Aim:
Write the records out again, keeping each line exactly as it is.

---- Supplied data

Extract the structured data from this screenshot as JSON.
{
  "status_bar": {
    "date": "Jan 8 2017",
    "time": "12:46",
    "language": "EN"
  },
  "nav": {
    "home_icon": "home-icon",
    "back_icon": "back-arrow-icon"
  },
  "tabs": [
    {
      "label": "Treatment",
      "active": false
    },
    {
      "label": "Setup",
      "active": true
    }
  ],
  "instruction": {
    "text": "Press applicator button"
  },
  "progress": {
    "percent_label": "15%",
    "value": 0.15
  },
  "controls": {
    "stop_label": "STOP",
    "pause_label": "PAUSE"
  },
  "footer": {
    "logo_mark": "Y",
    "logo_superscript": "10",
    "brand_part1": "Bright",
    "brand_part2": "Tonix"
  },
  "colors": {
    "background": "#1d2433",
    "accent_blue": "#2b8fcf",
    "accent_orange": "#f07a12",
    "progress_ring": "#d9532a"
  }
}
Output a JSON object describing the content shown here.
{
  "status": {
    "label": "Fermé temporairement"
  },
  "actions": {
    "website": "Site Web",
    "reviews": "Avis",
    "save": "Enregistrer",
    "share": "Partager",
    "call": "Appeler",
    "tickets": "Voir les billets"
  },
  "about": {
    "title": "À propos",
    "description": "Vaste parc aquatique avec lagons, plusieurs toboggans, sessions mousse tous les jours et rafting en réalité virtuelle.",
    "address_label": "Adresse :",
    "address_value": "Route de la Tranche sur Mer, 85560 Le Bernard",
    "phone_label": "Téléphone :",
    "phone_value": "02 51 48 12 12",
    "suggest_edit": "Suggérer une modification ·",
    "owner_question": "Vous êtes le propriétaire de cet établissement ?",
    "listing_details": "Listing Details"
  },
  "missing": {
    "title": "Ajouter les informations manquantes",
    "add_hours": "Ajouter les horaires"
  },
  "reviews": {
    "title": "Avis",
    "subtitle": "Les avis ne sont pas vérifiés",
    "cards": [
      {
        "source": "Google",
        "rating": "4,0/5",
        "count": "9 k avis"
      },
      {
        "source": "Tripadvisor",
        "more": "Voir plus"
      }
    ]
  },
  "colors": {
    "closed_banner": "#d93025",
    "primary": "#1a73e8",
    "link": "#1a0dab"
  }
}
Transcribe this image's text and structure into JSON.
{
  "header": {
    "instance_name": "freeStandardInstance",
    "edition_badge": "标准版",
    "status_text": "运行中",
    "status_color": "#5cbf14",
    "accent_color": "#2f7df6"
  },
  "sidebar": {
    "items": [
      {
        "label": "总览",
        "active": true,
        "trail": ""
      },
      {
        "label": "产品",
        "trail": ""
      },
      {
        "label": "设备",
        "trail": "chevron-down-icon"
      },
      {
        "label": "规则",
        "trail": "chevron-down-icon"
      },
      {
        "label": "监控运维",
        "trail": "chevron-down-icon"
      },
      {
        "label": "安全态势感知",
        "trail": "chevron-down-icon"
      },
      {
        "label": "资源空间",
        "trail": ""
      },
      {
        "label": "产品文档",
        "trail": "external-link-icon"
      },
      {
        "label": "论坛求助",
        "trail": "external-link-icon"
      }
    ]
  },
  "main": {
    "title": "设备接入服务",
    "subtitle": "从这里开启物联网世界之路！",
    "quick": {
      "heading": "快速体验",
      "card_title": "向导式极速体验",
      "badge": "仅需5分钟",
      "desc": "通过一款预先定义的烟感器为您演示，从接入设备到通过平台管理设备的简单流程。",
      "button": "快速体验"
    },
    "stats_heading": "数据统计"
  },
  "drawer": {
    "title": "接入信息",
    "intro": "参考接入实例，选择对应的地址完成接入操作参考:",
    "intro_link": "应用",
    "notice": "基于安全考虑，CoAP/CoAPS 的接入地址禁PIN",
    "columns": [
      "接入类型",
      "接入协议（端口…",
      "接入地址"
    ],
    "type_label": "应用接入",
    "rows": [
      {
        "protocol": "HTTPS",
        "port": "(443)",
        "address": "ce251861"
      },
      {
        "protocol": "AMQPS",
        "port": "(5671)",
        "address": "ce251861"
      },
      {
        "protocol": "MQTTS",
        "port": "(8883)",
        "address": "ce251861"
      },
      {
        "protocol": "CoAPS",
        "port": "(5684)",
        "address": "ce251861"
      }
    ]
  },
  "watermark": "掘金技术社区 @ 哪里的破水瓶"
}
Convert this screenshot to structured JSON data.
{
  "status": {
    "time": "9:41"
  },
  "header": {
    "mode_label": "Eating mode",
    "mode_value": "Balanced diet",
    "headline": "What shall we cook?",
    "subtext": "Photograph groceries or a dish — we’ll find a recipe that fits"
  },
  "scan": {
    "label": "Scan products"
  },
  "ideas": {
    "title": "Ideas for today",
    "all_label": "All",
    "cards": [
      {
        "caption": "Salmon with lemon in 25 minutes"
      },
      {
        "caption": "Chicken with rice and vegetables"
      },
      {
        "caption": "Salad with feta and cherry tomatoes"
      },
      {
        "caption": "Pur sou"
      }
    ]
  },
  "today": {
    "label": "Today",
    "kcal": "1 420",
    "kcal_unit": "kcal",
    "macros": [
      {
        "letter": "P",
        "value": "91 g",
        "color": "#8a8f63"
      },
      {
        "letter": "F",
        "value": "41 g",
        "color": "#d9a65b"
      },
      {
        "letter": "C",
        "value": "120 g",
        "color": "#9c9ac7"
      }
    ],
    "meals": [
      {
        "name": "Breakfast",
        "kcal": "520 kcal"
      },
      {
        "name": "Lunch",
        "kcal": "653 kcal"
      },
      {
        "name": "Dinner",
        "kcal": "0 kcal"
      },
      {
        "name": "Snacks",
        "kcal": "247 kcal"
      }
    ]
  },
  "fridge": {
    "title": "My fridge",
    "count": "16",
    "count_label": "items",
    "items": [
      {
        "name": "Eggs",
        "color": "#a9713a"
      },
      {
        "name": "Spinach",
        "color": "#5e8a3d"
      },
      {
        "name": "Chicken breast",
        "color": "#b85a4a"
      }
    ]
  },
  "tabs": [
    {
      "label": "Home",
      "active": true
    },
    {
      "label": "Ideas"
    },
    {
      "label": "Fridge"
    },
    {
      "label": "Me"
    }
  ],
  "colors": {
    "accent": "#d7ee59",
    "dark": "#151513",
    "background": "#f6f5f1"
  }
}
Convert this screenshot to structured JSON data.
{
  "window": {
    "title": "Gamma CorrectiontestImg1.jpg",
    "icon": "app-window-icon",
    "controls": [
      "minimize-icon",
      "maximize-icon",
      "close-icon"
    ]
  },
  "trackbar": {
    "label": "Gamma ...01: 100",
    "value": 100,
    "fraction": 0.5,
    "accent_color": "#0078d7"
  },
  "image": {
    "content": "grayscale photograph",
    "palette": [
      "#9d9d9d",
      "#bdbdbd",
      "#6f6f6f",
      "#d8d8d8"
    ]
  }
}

--------

Task result:
Extract the structured data from this screenshot as JSON.
{
  "status_bar": {
    "date": "Jan 8 2017",
    "time": "12:46",
    "language": "EN"
  },
  "nav": {
    "home_icon": "home-icon",
    "back_icon": "back-arrow-icon"
  },
  "tabs": [
    {
      "label": "Treatment",
      "active": false
    },
    {
      "label": "Setup",
      "active": true
    }
  ],
  "instruction": {
    "text": "Press applicator button"
  },
  "progress": {
    "percent_label": "15%",
    "value": 0.15
  },
  "controls": {
    "stop_label": "STOP",
    "pause_label": "PAUSE"
  },
  "footer": {
    "logo_mark": "Y",
    "logo_superscript": "10",
    "brand_part1": "Bright",
    "brand_part2": "Tonix"
  },
  "colors": {
    "background": "#1d2433",
    "accent_blue": "#2b8fcf",
    "accent_orange": "#f07a12",
    "progress_ring": "#d9532a"
  }
}
Output a JSON object describing the content shown here.
{
  "status": {
    "label": "Fermé temporairement"
  },
  "actions": {
    "website": "Site Web",
    "reviews": "Avis",
    "save": "Enregistrer",
    "share": "Partager",
    "call": "Appeler",
    "tickets": "Voir les billets"
  },
  "about": {
    "title": "À propos",
    "description": "Vaste parc aquatique avec lagons, plusieurs toboggans, sessions mousse tous les jours et rafting en réalité virtuelle.",
    "address_label": "Adresse :",
    "address_value": "Route de la Tranche sur Mer, 85560 Le Bernard",
    "phone_label": "Téléphone :",
    "phone_value": "02 51 48 12 12",
    "suggest_edit": "Suggérer une modification ·",
    "owner_question": "Vous êtes le propriétaire de cet établissement ?",
    "listing_details": "Listing Details"
  },
  "missing": {
    "title": "Ajouter les informations manquantes",
    "add_hours": "Ajouter les horaires"
  },
  "reviews": {
    "title": "Avis",
    "subtitle": "Les avis ne sont pas vérifiés",
    "cards": [
      {
        "source": "Google",
        "rating": "4,0/5",
        "count": "9 k avis"
      },
      {
        "source": "Tripadvisor",
        "more": "Voir plus"
      }
    ]
  },
  "colors": {
    "closed_banner": "#d93025",
    "primary": "#1a73e8",
    "link": "#1a0dab"
  }
}
Transcribe this image's text and structure into JSON.
{
  "header": {
    "instance_name": "freeStandardInstance",
    "edition_badge": "标准版",
    "status_text": "运行中",
    "status_color": "#5cbf14",
    "accent_color": "#2f7df6"
  },
  "sidebar": {
    "items": [
      {
        "label": "总览",
        "active": true,
        "trail": ""
      },
      {
        "label": "产品",
        "trail": ""
      },
      {
        "label": "设备",
        "trail": "chevron-down-icon"
      },
      {
        "label": "规则",
        "trail": "chevron-down-icon"
      },
      {
        "label": "监控运维",
        "trail": "chevron-down-icon"
      },
      {
        "label": "安全态势感知",
        "trail": "chevron-down-icon"
      },
      {
        "label": "资源空间",
        "trail": ""
      },
      {
        "label": "产品文档",
        "trail": "external-link-icon"
      },
      {
        "label": "论坛求助",
        "trail": "external-link-icon"
      }
    ]
  },
  "main": {
    "title": "设备接入服务",
    "subtitle": "从这里开启物联网世界之路！",
    "quick": {
      "heading": "快速体验",
      "card_title": "向导式极速体验",
      "badge": "仅需5分钟",
      "desc": "通过一款预先定义的烟感器为您演示，从接入设备到通过平台管理设备的简单流程。",
      "button": "快速体验"
    },
    "stats_heading": "数据统计"
  },
  "drawer": {
    "title": "接入信息",
    "intro": "参考接入实例，选择对应的地址完成接入操作参考:",
    "intro_link": "应用",
    "notice": "基于安全考虑，CoAP/CoAPS 的接入地址禁PIN",
    "columns": [
      "接入类型",
      "接入协议（端口…",
      "接入地址"
    ],
    "type_label": "应用接入",
    "rows": [
      {
        "protocol": "HTTPS",
        "port": "(443)",
        "address": "ce251861"
      },
      {
        "protocol": "AMQPS",
        "port": "(5671)",
        "address": "ce251861"
      },
      {
        "protocol": "MQTTS",
        "port": "(8883)",
        "address": "ce251861"
      },
      {
        "protocol": "CoAPS",
        "port": "(5684)",
        "address": "ce251861"
      }
    ]
  },
  "watermark": "掘金技术社区 @ 哪里的破水瓶"
}
Convert this screenshot to structured JSON data.
{
  "status": {
    "time": "9:41"
  },
  "header": {
    "mode_label": "Eating mode",
    "mode_value": "Balanced diet",
    "headline": "What shall we cook?",
    "subtext": "Photograph groceries or a dish — we’ll find a recipe that fits"
  },
  "scan": {
    "label": "Scan products"
  },
  "ideas": {
    "title": "Ideas for today",
    "all_label": "All",
    "cards": [
      {
        "caption": "Salmon with lemon in 25 minutes"
      },
      {
        "caption": "Chicken with rice and vegetables"
      },
      {
        "caption": "Salad with feta and cherry tomatoes"
      },
      {
        "caption": "Pur sou"
      }
    ]
  },
  "today": {
    "label": "Today",
    "kcal": "1 420",
    "kcal_unit": "kcal",
    "macros": [
      {
        "letter": "P",
        "value": "91 g",
        "color": "#8a8f63"
      },
      {
        "letter": "F",
        "value": "41 g",
        "color": "#d9a65b"
      },
      {
        "letter": "C",
        "value": "120 g",
        "color": "#9c9ac7"
      }
    ],
    "meals": [
      {
        "name": "Breakfast",
        "kcal": "520 kcal"
      },
      {
        "name": "Lunch",
        "kcal": "653 kcal"
      },
      {
        "name": "Dinner",
        "kcal": "0 kcal"
      },
      {
        "name": "Snacks",
        "kcal": "247 kcal"
      }
    ]
  },
  "fridge": {
    "title": "My fridge",
    "count": "16",
    "count_label": "items",
    "items": [
      {
        "name": "Eggs",
        "color": "#a9713a"
      },
      {
        "name": "Spinach",
        "color": "#5e8a3d"
      },
      {
        "name": "Chicken breast",
        "color": "#b85a4a"
      }
    ]
  },
  "tabs": [
    {
      "label": "Home",
      "active": true
    },
    {
      "label": "Ideas"
    },
    {
      "label": "Fridge"
    },
    {
      "label": "Me"
    }
  ],
  "colors": {
    "accent": "#d7ee59",
    "dark": "#151513",
    "background": "#f6f5f1"
  }
}
Convert this screenshot to structured JSON data.
{
  "window": {
    "title": "Gamma CorrectiontestImg1.jpg",
    "icon": "app-window-icon",
    "controls": [
      "minimize-icon",
      "maximize-icon",
      "close-icon"
    ]
  },
  "trackbar": {
    "label": "Gamma ...01: 100",
    "value": 100,
    "fraction": 0.5,
    "accent_color": "#0078d7"
  },
  "image": {
    "content": "grayscale photograph",
    "palette": [
      "#9d9d9d",
      "#bdbdbd",
      "#6f6f6f",
      "#d8d8d8"
    ]
  }
}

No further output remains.